> [DO THIS]
Copy the listing verbatim, excluding any images found in it.

> [PROVIDED ENTRIES]
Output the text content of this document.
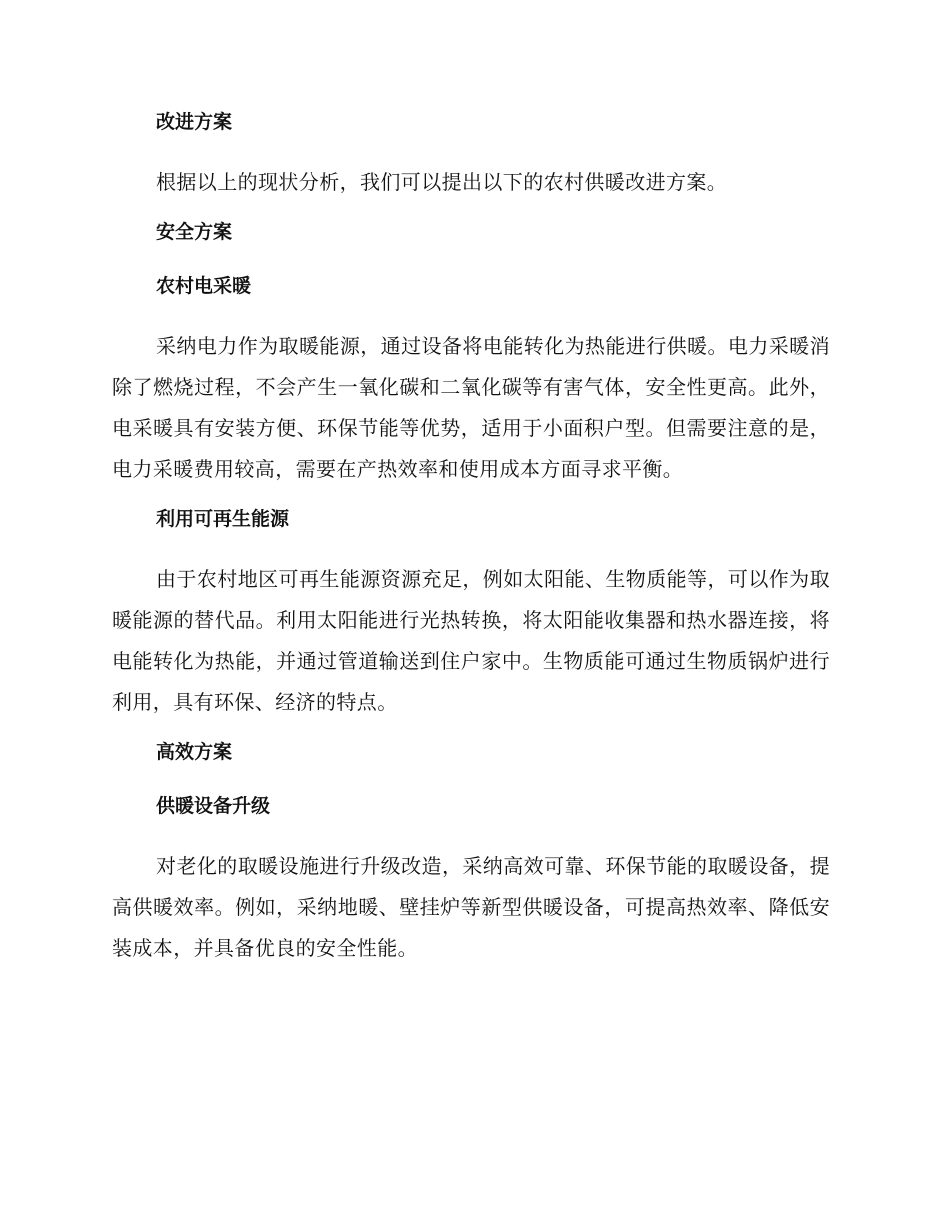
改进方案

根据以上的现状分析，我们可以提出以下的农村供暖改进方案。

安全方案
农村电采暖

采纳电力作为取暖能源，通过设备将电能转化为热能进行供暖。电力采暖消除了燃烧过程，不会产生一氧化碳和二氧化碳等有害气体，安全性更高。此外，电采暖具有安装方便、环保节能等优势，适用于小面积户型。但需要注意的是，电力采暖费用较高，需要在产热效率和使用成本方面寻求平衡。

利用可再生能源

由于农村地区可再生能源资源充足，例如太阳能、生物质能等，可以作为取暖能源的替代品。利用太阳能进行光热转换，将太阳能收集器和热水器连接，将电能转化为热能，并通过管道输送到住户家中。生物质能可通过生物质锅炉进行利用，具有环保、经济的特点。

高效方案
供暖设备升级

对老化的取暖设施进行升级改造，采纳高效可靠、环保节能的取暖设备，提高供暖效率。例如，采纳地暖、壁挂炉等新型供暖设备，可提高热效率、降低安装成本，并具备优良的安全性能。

> [COMPLETE OUTPUT]
Output the text content of this document.
改进方案

根据以上的现状分析，我们可以提出以下的农村供暖改进方案。

安全方案
农村电采暖

采纳电力作为取暖能源，通过设备将电能转化为热能进行供暖。电力采暖消除了燃烧过程，不会产生一氧化碳和二氧化碳等有害气体，安全性更高。此外，电采暖具有安装方便、环保节能等优势，适用于小面积户型。但需要注意的是，电力采暖费用较高，需要在产热效率和使用成本方面寻求平衡。

利用可再生能源

由于农村地区可再生能源资源充足，例如太阳能、生物质能等，可以作为取暖能源的替代品。利用太阳能进行光热转换，将太阳能收集器和热水器连接，将电能转化为热能，并通过管道输送到住户家中。生物质能可通过生物质锅炉进行利用，具有环保、经济的特点。

高效方案
供暖设备升级

对老化的取暖设施进行升级改造，采纳高效可靠、环保节能的取暖设备，提高供暖效率。例如，采纳地暖、壁挂炉等新型供暖设备，可提高热效率、降低安装成本，并具备优良的安全性能。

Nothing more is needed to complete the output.